May 16, 2019
Joel Hruska

What Is Speculative Execution?

As discussion of the Spectre and Meltdown flaws continues to dominate the tech news cycle, there has been repeated reference to a specific feature of high-end CPUs: speculative execution. It’s a key capability of higher-end ARM products, Apple’s custom ARM cores, IBM’s POWER family, and the vast majority of the x86 processors produced by Intel and AMD. Here’s what speculative execution is and how it relates to other key capabilities of modern microprocessors, and how the recent Meltdown bug targets Intel CPUs in particular.

What Is Speculative Execution?

Speculative execution is a technique CPU designers use to improve CPU performance. It’s one of three components of out-of-order execution, also known as dynamic execution. Along with multiple branch prediction (used to predict the instructions most likely to be needed in the near future) and dataflow analysis (used to align instructions for optimal execution, as opposed to executing them in the order they came in), speculative execution delivered a dramatic performance improvement over previous Intel processors. Because these techniques worked so well, they were quickly adopted by AMD, which used out-of-order processing beginning with the K5. ARM’s focus on low-power mobile processors initially kept it out of the OOoE playing field, but the company adopted out-of-order execution when it built the Cortex A9 and has continued to expand its use of the technique with later, more powerful Cortex-branded CPUs.

• [Tasks to perform]
1: According to the article on speculative execution, which AMD processor was the first to use out-of-order processing?
2: Set down everything in the speculative execution article from "May 16, 2019" down to "CPUs in particular.", word for word.
3: List the components of out-of-order execution that the article on speculative execution names.

• [Entries shown]

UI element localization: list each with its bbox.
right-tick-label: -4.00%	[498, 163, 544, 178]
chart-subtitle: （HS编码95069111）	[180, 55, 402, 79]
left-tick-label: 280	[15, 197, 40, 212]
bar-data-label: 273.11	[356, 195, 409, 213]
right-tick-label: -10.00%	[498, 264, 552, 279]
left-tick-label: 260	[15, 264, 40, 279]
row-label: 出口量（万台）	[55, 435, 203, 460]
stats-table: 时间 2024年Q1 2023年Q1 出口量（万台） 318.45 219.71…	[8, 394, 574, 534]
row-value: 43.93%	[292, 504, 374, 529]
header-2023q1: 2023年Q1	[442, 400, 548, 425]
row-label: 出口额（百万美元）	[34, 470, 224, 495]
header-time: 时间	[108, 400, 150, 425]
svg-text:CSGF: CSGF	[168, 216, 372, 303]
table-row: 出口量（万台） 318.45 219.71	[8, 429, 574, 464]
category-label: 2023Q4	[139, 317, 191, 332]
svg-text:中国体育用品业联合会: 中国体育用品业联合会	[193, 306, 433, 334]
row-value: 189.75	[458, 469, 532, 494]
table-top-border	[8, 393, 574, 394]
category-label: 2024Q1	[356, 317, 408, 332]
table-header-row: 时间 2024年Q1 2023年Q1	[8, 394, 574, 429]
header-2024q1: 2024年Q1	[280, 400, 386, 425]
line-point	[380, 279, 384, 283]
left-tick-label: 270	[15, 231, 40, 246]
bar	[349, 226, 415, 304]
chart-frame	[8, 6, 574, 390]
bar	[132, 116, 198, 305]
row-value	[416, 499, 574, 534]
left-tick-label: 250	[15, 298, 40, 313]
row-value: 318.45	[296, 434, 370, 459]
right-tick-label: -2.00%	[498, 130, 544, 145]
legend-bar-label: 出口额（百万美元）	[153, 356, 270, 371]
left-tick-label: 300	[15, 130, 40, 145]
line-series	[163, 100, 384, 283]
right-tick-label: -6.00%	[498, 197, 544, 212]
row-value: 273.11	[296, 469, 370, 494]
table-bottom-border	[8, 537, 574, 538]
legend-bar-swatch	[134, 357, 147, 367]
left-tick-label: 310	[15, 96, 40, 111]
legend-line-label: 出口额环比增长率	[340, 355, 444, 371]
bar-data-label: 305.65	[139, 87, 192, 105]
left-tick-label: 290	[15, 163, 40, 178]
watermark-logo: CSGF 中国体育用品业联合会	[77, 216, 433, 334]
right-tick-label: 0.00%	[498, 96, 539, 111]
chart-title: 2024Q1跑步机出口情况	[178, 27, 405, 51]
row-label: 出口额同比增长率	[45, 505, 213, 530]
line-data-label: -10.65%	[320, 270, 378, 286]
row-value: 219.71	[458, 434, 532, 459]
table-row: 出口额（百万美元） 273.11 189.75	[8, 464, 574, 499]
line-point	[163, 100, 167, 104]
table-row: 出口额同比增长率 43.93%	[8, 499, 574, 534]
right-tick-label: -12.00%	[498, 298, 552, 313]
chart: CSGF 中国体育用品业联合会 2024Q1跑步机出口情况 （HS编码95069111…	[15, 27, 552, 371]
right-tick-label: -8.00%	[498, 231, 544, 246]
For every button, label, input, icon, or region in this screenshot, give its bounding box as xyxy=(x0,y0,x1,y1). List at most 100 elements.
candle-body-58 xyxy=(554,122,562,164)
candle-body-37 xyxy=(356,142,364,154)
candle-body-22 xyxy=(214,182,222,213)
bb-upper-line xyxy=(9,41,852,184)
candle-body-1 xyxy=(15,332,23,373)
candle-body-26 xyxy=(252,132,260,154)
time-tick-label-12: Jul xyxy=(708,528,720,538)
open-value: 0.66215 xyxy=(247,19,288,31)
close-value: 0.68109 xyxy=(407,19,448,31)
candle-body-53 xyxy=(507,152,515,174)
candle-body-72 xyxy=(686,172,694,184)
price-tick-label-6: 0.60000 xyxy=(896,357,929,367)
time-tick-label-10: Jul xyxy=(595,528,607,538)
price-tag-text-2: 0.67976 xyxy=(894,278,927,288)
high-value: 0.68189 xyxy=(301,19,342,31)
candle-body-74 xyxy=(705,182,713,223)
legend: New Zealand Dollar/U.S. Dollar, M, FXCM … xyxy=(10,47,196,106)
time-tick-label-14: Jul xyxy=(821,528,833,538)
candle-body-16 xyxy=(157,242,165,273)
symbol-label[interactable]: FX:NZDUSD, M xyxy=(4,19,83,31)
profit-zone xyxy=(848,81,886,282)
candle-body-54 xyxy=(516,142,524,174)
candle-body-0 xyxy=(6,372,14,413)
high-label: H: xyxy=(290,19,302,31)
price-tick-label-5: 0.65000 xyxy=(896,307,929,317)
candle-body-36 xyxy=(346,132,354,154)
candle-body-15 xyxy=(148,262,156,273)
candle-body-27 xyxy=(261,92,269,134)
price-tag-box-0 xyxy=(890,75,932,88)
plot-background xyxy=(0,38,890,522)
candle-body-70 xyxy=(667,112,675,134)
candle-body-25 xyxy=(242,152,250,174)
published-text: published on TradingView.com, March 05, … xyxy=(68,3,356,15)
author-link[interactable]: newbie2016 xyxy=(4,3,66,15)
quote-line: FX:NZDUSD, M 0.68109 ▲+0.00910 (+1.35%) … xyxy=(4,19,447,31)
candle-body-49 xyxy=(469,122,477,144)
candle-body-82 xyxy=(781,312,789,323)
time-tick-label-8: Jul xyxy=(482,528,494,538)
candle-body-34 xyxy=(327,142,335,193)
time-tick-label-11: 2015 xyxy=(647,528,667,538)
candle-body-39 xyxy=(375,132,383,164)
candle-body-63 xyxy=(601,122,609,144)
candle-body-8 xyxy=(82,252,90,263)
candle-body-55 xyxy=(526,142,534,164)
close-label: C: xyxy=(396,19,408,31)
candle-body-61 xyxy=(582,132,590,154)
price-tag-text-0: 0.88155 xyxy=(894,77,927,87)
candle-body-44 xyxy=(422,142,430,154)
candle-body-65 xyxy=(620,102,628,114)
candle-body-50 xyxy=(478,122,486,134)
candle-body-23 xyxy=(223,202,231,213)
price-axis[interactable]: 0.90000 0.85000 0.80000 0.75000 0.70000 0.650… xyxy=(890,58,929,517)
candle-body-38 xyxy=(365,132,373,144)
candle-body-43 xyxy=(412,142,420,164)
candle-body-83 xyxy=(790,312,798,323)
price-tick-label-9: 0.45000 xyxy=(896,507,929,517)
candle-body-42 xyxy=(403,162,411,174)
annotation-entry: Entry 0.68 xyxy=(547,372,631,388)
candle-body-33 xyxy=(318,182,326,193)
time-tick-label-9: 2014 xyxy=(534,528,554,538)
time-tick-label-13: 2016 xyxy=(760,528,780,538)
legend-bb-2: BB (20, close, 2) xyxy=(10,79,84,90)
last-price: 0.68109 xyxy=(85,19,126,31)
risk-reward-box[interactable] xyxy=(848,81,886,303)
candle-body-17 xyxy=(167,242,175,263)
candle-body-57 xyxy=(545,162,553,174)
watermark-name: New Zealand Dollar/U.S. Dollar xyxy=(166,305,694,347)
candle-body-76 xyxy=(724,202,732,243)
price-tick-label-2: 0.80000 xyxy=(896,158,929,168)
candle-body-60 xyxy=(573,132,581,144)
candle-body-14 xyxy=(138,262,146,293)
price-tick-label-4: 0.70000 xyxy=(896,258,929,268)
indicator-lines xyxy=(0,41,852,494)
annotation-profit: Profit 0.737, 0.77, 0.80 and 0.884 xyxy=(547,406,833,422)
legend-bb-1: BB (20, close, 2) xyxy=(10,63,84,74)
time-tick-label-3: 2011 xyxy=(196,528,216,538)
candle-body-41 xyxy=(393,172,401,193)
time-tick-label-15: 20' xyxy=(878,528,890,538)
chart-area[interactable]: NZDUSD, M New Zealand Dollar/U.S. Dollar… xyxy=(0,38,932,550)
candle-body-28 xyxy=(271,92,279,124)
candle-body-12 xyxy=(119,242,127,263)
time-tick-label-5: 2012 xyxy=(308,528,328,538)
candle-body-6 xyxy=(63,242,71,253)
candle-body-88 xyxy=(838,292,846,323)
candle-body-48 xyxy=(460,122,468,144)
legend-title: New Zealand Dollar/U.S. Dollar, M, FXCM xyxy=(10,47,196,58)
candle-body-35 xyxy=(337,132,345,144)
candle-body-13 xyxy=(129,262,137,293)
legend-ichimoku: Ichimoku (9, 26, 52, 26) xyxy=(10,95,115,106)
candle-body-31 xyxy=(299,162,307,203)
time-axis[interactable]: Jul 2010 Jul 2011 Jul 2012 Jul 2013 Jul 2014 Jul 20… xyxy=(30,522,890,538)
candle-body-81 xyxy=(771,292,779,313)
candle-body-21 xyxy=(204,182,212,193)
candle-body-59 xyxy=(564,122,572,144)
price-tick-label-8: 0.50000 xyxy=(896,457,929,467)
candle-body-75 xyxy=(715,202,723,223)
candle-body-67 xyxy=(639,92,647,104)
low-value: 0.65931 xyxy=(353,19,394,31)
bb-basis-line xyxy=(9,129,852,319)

• [Exercise solutions]
1: The K5.

2:
May 16, 2019
Joel Hruska

What Is Speculative Execution?

As discussion of the Spectre and Meltdown flaws continues to dominate the tech news cycle, there has been repeated reference to a specific feature of high-end CPUs: speculative execution. It’s a key capability of higher-end ARM products, Apple’s custom ARM cores, IBM’s POWER family, and the vast majority of the x86 processors produced by Intel and AMD. Here’s what speculative execution is and how it relates to other key capabilities of modern microprocessors, and how the recent Meltdown bug targets Intel CPUs in particular.

3: Speculative execution, multiple branch prediction, and dataflow analysis.